═════ INPUT RECORDS

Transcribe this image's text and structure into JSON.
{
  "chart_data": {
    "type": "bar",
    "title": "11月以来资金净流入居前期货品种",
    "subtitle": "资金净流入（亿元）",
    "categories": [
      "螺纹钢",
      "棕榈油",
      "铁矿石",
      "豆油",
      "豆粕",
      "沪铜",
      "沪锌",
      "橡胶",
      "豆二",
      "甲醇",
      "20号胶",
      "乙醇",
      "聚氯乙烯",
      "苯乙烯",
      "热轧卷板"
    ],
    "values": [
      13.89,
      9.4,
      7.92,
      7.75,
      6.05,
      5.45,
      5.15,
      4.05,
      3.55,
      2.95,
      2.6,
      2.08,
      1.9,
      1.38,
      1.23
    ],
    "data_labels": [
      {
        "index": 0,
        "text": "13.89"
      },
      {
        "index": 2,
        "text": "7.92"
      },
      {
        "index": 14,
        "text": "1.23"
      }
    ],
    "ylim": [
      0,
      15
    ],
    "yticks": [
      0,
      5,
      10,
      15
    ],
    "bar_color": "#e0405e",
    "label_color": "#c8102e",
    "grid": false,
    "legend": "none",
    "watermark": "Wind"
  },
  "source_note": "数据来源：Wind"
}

══════════

§ PROBLEM: Each line above must be reproduced exactly as it stands.

§ RESPONSE TO THIS TASK:
Transcribe this image's text and structure into JSON.
{
  "chart_data": {
    "type": "bar",
    "title": "11月以来资金净流入居前期货品种",
    "subtitle": "资金净流入（亿元）",
    "categories": [
      "螺纹钢",
      "棕榈油",
      "铁矿石",
      "豆油",
      "豆粕",
      "沪铜",
      "沪锌",
      "橡胶",
      "豆二",
      "甲醇",
      "20号胶",
      "乙醇",
      "聚氯乙烯",
      "苯乙烯",
      "热轧卷板"
    ],
    "values": [
      13.89,
      9.4,
      7.92,
      7.75,
      6.05,
      5.45,
      5.15,
      4.05,
      3.55,
      2.95,
      2.6,
      2.08,
      1.9,
      1.38,
      1.23
    ],
    "data_labels": [
      {
        "index": 0,
        "text": "13.89"
      },
      {
        "index": 2,
        "text": "7.92"
      },
      {
        "index": 14,
        "text": "1.23"
      }
    ],
    "ylim": [
      0,
      15
    ],
    "yticks": [
      0,
      5,
      10,
      15
    ],
    "bar_color": "#e0405e",
    "label_color": "#c8102e",
    "grid": false,
    "legend": "none",
    "watermark": "Wind"
  },
  "source_note": "数据来源：Wind"
}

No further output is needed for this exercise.